The exercise ->
In the listing below, locate the lines that hold the string "under". Copy those lines.
-- Records start --
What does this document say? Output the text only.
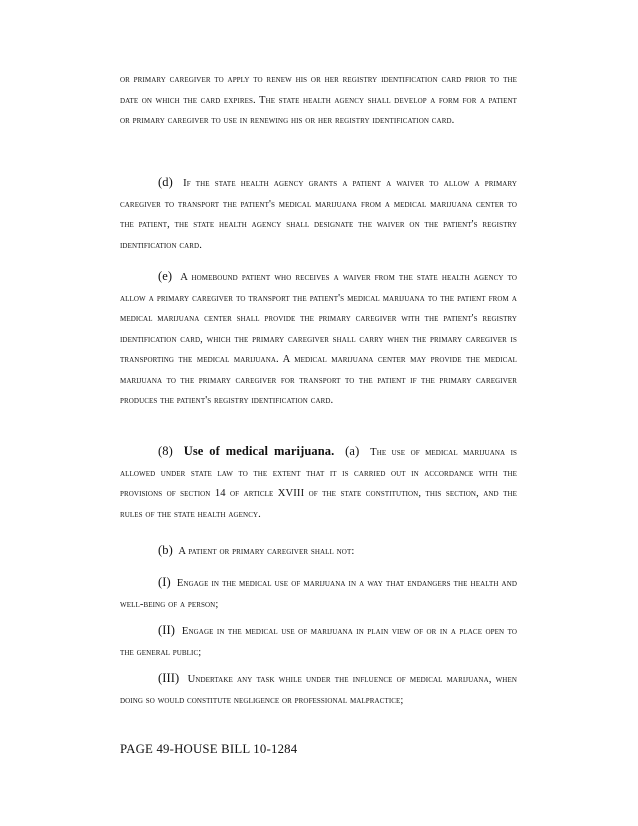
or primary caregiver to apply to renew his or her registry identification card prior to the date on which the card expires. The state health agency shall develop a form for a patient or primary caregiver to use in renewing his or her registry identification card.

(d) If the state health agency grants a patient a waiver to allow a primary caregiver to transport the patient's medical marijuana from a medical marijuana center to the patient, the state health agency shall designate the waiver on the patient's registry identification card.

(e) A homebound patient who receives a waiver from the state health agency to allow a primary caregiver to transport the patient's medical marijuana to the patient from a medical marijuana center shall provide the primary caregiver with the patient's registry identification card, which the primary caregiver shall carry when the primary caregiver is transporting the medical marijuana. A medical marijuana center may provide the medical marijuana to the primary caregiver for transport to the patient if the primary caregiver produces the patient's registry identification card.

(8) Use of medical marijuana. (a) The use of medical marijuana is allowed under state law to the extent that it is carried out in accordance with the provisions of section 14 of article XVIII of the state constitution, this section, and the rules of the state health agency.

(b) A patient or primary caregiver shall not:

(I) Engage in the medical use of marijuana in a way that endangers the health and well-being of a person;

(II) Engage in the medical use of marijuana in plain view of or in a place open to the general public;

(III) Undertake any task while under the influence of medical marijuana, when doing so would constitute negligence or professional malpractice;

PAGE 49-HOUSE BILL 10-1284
-- Records end --
Completed task ->
(8) Use of medical marijuana. (a) The use of medical marijuana is allowed under state law to the extent that it is carried out in accordance with the provisions of section 14 of article XVIII of the state constitution, this section, and the rules of the state health agency.
(III) Undertake any task while under the influence of medical marijuana, when doing so would constitute negligence or professional malpractice;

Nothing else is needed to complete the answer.